▶ **Task brief**: The data below must be copied in full and without any change.

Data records
▼▼▼

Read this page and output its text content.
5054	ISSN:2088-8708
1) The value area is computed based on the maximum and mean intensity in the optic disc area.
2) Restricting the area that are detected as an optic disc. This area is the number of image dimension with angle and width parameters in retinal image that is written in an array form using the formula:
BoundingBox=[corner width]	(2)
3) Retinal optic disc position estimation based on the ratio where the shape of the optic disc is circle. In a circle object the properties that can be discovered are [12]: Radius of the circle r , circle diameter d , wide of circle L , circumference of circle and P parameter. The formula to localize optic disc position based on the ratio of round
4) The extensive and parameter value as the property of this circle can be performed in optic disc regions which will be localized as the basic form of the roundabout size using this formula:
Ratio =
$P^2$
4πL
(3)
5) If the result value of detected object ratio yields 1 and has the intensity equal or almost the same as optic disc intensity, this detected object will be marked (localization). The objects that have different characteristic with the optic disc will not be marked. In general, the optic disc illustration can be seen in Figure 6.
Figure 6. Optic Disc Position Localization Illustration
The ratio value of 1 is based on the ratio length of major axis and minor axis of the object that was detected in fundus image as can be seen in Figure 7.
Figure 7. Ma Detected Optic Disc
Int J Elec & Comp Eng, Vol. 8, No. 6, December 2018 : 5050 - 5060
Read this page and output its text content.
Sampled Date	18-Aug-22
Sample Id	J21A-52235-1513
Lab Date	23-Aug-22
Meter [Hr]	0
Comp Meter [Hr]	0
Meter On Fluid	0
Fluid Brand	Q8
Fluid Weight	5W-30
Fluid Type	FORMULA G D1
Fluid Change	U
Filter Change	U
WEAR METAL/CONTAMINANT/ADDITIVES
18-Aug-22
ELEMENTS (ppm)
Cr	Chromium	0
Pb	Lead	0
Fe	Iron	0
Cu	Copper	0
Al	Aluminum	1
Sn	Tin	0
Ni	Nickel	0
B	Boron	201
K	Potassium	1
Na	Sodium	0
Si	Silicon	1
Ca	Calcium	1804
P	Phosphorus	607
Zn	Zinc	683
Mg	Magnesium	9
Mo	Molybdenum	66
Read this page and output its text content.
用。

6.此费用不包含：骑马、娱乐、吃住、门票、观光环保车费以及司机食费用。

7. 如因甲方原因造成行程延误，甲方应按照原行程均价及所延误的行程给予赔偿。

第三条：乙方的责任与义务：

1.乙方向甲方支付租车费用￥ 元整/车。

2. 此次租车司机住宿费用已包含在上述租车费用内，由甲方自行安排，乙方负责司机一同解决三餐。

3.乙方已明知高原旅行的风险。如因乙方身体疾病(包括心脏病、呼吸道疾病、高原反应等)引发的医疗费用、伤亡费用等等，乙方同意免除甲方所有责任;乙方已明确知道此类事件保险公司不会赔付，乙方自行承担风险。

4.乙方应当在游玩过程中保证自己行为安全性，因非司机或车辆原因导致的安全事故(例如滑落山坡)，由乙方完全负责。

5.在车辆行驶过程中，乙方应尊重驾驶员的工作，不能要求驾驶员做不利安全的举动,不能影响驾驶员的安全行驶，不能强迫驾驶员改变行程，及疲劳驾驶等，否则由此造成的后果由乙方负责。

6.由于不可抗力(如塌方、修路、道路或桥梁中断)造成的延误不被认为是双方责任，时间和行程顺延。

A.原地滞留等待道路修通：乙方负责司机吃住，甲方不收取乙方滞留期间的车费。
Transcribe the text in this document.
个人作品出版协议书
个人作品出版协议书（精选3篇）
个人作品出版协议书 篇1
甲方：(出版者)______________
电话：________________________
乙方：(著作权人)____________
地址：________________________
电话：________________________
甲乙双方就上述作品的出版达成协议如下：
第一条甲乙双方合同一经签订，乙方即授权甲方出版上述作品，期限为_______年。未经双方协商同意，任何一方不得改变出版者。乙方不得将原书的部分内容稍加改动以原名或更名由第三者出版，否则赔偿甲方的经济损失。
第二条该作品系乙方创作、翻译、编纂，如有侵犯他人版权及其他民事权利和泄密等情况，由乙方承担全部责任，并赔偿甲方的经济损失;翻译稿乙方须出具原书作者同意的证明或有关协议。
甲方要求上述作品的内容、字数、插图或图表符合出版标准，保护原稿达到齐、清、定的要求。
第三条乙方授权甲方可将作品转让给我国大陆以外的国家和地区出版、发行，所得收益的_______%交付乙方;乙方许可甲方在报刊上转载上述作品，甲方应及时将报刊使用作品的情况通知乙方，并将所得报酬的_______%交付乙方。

▲▲▲

▶ **Result**:
Read this page and output its text content.
5054	ISSN:2088-8708
1) The value area is computed based on the maximum and mean intensity in the optic disc area.
2) Restricting the area that are detected as an optic disc. This area is the number of image dimension with angle and width parameters in retinal image that is written in an array form using the formula:
BoundingBox=[corner width]	(2)
3) Retinal optic disc position estimation based on the ratio where the shape of the optic disc is circle. In a circle object the properties that can be discovered are [12]: Radius of the circle r , circle diameter d , wide of circle L , circumference of circle and P parameter. The formula to localize optic disc position based on the ratio of round
4) The extensive and parameter value as the property of this circle can be performed in optic disc regions which will be localized as the basic form of the roundabout size using this formula:
Ratio =
$P^2$
4πL
(3)
5) If the result value of detected object ratio yields 1 and has the intensity equal or almost the same as optic disc intensity, this detected object will be marked (localization). The objects that have different characteristic with the optic disc will not be marked. In general, the optic disc illustration can be seen in Figure 6.
Figure 6. Optic Disc Position Localization Illustration
The ratio value of 1 is based on the ratio length of major axis and minor axis of the object that was detected in fundus image as can be seen in Figure 7.
Figure 7. Ma Detected Optic Disc
Int J Elec & Comp Eng, Vol. 8, No. 6, December 2018 : 5050 - 5060
Read this page and output its text content.
Sampled Date	18-Aug-22
Sample Id	J21A-52235-1513
Lab Date	23-Aug-22
Meter [Hr]	0
Comp Meter [Hr]	0
Meter On Fluid	0
Fluid Brand	Q8
Fluid Weight	5W-30
Fluid Type	FORMULA G D1
Fluid Change	U
Filter Change	U
WEAR METAL/CONTAMINANT/ADDITIVES
18-Aug-22
ELEMENTS (ppm)
Cr	Chromium	0
Pb	Lead	0
Fe	Iron	0
Cu	Copper	0
Al	Aluminum	1
Sn	Tin	0
Ni	Nickel	0
B	Boron	201
K	Potassium	1
Na	Sodium	0
Si	Silicon	1
Ca	Calcium	1804
P	Phosphorus	607
Zn	Zinc	683
Mg	Magnesium	9
Mo	Molybdenum	66
Read this page and output its text content.
用。

6.此费用不包含：骑马、娱乐、吃住、门票、观光环保车费以及司机食费用。

7. 如因甲方原因造成行程延误，甲方应按照原行程均价及所延误的行程给予赔偿。

第三条：乙方的责任与义务：

1.乙方向甲方支付租车费用￥ 元整/车。

2. 此次租车司机住宿费用已包含在上述租车费用内，由甲方自行安排，乙方负责司机一同解决三餐。

3.乙方已明知高原旅行的风险。如因乙方身体疾病(包括心脏病、呼吸道疾病、高原反应等)引发的医疗费用、伤亡费用等等，乙方同意免除甲方所有责任;乙方已明确知道此类事件保险公司不会赔付，乙方自行承担风险。

4.乙方应当在游玩过程中保证自己行为安全性，因非司机或车辆原因导致的安全事故(例如滑落山坡)，由乙方完全负责。

5.在车辆行驶过程中，乙方应尊重驾驶员的工作，不能要求驾驶员做不利安全的举动,不能影响驾驶员的安全行驶，不能强迫驾驶员改变行程，及疲劳驾驶等，否则由此造成的后果由乙方负责。

6.由于不可抗力(如塌方、修路、道路或桥梁中断)造成的延误不被认为是双方责任，时间和行程顺延。

A.原地滞留等待道路修通：乙方负责司机吃住，甲方不收取乙方滞留期间的车费。
Transcribe the text in this document.
个人作品出版协议书
个人作品出版协议书（精选3篇）
个人作品出版协议书 篇1
甲方：(出版者)______________
电话：________________________
乙方：(著作权人)____________
地址：________________________
电话：________________________
甲乙双方就上述作品的出版达成协议如下：
第一条甲乙双方合同一经签订，乙方即授权甲方出版上述作品，期限为_______年。未经双方协商同意，任何一方不得改变出版者。乙方不得将原书的部分内容稍加改动以原名或更名由第三者出版，否则赔偿甲方的经济损失。
第二条该作品系乙方创作、翻译、编纂，如有侵犯他人版权及其他民事权利和泄密等情况，由乙方承担全部责任，并赔偿甲方的经济损失;翻译稿乙方须出具原书作者同意的证明或有关协议。
甲方要求上述作品的内容、字数、插图或图表符合出版标准，保护原稿达到齐、清、定的要求。
第三条乙方授权甲方可将作品转让给我国大陆以外的国家和地区出版、发行，所得收益的_______%交付乙方;乙方许可甲方在报刊上转载上述作品，甲方应及时将报刊使用作品的情况通知乙方，并将所得报酬的_______%交付乙方。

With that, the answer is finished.